Figure record listings ::
^^^^^^^^

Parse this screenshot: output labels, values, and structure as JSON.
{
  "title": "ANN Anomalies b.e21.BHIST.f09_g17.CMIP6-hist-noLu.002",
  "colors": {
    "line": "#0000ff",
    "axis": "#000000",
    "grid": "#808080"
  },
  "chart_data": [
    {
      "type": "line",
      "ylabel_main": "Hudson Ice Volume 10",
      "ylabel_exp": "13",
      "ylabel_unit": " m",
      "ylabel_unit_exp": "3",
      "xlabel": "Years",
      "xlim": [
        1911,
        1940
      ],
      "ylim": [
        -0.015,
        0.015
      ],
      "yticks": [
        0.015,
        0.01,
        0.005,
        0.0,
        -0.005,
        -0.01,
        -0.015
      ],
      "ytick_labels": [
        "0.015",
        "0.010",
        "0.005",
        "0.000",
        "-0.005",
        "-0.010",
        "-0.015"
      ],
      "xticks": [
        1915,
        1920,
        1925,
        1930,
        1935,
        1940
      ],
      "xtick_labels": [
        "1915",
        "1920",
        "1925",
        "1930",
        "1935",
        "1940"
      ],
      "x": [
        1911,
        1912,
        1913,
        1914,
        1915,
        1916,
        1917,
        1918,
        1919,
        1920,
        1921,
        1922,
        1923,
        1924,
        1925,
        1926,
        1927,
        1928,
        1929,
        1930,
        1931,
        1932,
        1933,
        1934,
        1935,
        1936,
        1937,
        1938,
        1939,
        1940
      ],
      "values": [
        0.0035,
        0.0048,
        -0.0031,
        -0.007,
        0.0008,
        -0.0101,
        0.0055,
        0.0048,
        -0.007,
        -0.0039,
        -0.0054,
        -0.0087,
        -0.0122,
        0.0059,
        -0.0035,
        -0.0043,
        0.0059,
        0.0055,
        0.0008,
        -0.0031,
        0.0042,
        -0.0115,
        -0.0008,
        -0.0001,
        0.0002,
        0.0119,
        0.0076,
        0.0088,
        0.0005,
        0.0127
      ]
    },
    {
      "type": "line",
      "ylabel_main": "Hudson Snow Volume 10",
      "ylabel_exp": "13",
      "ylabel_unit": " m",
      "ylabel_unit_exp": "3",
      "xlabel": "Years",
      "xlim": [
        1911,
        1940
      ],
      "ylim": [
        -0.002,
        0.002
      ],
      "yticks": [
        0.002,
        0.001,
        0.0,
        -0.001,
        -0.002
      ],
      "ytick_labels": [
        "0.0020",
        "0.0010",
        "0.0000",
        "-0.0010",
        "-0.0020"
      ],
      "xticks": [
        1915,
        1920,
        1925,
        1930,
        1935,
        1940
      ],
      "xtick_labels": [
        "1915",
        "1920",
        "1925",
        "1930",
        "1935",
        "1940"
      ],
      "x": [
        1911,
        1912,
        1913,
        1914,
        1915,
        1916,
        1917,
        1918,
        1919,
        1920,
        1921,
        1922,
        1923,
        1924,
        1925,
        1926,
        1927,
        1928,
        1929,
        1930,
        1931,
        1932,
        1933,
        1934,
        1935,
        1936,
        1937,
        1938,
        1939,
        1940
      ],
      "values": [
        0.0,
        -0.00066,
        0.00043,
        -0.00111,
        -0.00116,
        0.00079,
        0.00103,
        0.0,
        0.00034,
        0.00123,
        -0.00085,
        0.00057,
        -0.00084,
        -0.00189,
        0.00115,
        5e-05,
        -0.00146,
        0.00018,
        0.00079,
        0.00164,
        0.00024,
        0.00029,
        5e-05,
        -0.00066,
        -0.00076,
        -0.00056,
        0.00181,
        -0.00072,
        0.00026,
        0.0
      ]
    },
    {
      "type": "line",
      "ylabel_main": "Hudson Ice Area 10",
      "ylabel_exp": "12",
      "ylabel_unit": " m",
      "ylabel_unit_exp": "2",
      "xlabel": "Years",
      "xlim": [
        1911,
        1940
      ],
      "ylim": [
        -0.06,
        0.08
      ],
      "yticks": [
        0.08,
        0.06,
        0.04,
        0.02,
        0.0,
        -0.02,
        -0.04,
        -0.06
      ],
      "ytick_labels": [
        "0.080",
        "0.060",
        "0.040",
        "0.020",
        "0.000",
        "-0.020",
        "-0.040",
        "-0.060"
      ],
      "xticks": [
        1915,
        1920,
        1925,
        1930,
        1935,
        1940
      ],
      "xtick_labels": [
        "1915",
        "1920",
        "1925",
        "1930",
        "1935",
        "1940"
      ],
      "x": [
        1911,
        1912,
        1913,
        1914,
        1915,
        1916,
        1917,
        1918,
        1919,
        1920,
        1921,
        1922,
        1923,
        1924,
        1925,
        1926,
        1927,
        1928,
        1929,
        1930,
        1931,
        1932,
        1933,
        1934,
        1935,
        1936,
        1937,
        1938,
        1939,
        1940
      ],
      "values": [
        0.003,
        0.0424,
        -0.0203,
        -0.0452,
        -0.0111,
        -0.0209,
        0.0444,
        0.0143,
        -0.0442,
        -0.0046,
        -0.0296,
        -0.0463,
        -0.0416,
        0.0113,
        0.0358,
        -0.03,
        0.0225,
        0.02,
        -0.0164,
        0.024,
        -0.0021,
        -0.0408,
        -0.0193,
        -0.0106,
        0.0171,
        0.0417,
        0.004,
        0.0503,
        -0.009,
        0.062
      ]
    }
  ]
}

^^^^^^^^

What is required ::
Write out every record, exactly as written.

Written reply ::
Parse this screenshot: output labels, values, and structure as JSON.
{
  "title": "ANN Anomalies b.e21.BHIST.f09_g17.CMIP6-hist-noLu.002",
  "colors": {
    "line": "#0000ff",
    "axis": "#000000",
    "grid": "#808080"
  },
  "chart_data": [
    {
      "type": "line",
      "ylabel_main": "Hudson Ice Volume 10",
      "ylabel_exp": "13",
      "ylabel_unit": " m",
      "ylabel_unit_exp": "3",
      "xlabel": "Years",
      "xlim": [
        1911,
        1940
      ],
      "ylim": [
        -0.015,
        0.015
      ],
      "yticks": [
        0.015,
        0.01,
        0.005,
        0.0,
        -0.005,
        -0.01,
        -0.015
      ],
      "ytick_labels": [
        "0.015",
        "0.010",
        "0.005",
        "0.000",
        "-0.005",
        "-0.010",
        "-0.015"
      ],
      "xticks": [
        1915,
        1920,
        1925,
        1930,
        1935,
        1940
      ],
      "xtick_labels": [
        "1915",
        "1920",
        "1925",
        "1930",
        "1935",
        "1940"
      ],
      "x": [
        1911,
        1912,
        1913,
        1914,
        1915,
        1916,
        1917,
        1918,
        1919,
        1920,
        1921,
        1922,
        1923,
        1924,
        1925,
        1926,
        1927,
        1928,
        1929,
        1930,
        1931,
        1932,
        1933,
        1934,
        1935,
        1936,
        1937,
        1938,
        1939,
        1940
      ],
      "values": [
        0.0035,
        0.0048,
        -0.0031,
        -0.007,
        0.0008,
        -0.0101,
        0.0055,
        0.0048,
        -0.007,
        -0.0039,
        -0.0054,
        -0.0087,
        -0.0122,
        0.0059,
        -0.0035,
        -0.0043,
        0.0059,
        0.0055,
        0.0008,
        -0.0031,
        0.0042,
        -0.0115,
        -0.0008,
        -0.0001,
        0.0002,
        0.0119,
        0.0076,
        0.0088,
        0.0005,
        0.0127
      ]
    },
    {
      "type": "line",
      "ylabel_main": "Hudson Snow Volume 10",
      "ylabel_exp": "13",
      "ylabel_unit": " m",
      "ylabel_unit_exp": "3",
      "xlabel": "Years",
      "xlim": [
        1911,
        1940
      ],
      "ylim": [
        -0.002,
        0.002
      ],
      "yticks": [
        0.002,
        0.001,
        0.0,
        -0.001,
        -0.002
      ],
      "ytick_labels": [
        "0.0020",
        "0.0010",
        "0.0000",
        "-0.0010",
        "-0.0020"
      ],
      "xticks": [
        1915,
        1920,
        1925,
        1930,
        1935,
        1940
      ],
      "xtick_labels": [
        "1915",
        "1920",
        "1925",
        "1930",
        "1935",
        "1940"
      ],
      "x": [
        1911,
        1912,
        1913,
        1914,
        1915,
        1916,
        1917,
        1918,
        1919,
        1920,
        1921,
        1922,
        1923,
        1924,
        1925,
        1926,
        1927,
        1928,
        1929,
        1930,
        1931,
        1932,
        1933,
        1934,
        1935,
        1936,
        1937,
        1938,
        1939,
        1940
      ],
      "values": [
        0.0,
        -0.00066,
        0.00043,
        -0.00111,
        -0.00116,
        0.00079,
        0.00103,
        0.0,
        0.00034,
        0.00123,
        -0.00085,
        0.00057,
        -0.00084,
        -0.00189,
        0.00115,
        5e-05,
        -0.00146,
        0.00018,
        0.00079,
        0.00164,
        0.00024,
        0.00029,
        5e-05,
        -0.00066,
        -0.00076,
        -0.00056,
        0.00181,
        -0.00072,
        0.00026,
        0.0
      ]
    },
    {
      "type": "line",
      "ylabel_main": "Hudson Ice Area 10",
      "ylabel_exp": "12",
      "ylabel_unit": " m",
      "ylabel_unit_exp": "2",
      "xlabel": "Years",
      "xlim": [
        1911,
        1940
      ],
      "ylim": [
        -0.06,
        0.08
      ],
      "yticks": [
        0.08,
        0.06,
        0.04,
        0.02,
        0.0,
        -0.02,
        -0.04,
        -0.06
      ],
      "ytick_labels": [
        "0.080",
        "0.060",
        "0.040",
        "0.020",
        "0.000",
        "-0.020",
        "-0.040",
        "-0.060"
      ],
      "xticks": [
        1915,
        1920,
        1925,
        1930,
        1935,
        1940
      ],
      "xtick_labels": [
        "1915",
        "1920",
        "1925",
        "1930",
        "1935",
        "1940"
      ],
      "x": [
        1911,
        1912,
        1913,
        1914,
        1915,
        1916,
        1917,
        1918,
        1919,
        1920,
        1921,
        1922,
        1923,
        1924,
        1925,
        1926,
        1927,
        1928,
        1929,
        1930,
        1931,
        1932,
        1933,
        1934,
        1935,
        1936,
        1937,
        1938,
        1939,
        1940
      ],
      "values": [
        0.003,
        0.0424,
        -0.0203,
        -0.0452,
        -0.0111,
        -0.0209,
        0.0444,
        0.0143,
        -0.0442,
        -0.0046,
        -0.0296,
        -0.0463,
        -0.0416,
        0.0113,
        0.0358,
        -0.03,
        0.0225,
        0.02,
        -0.0164,
        0.024,
        -0.0021,
        -0.0408,
        -0.0193,
        -0.0106,
        0.0171,
        0.0417,
        0.004,
        0.0503,
        -0.009,
        0.062
      ]
    }
  ]
}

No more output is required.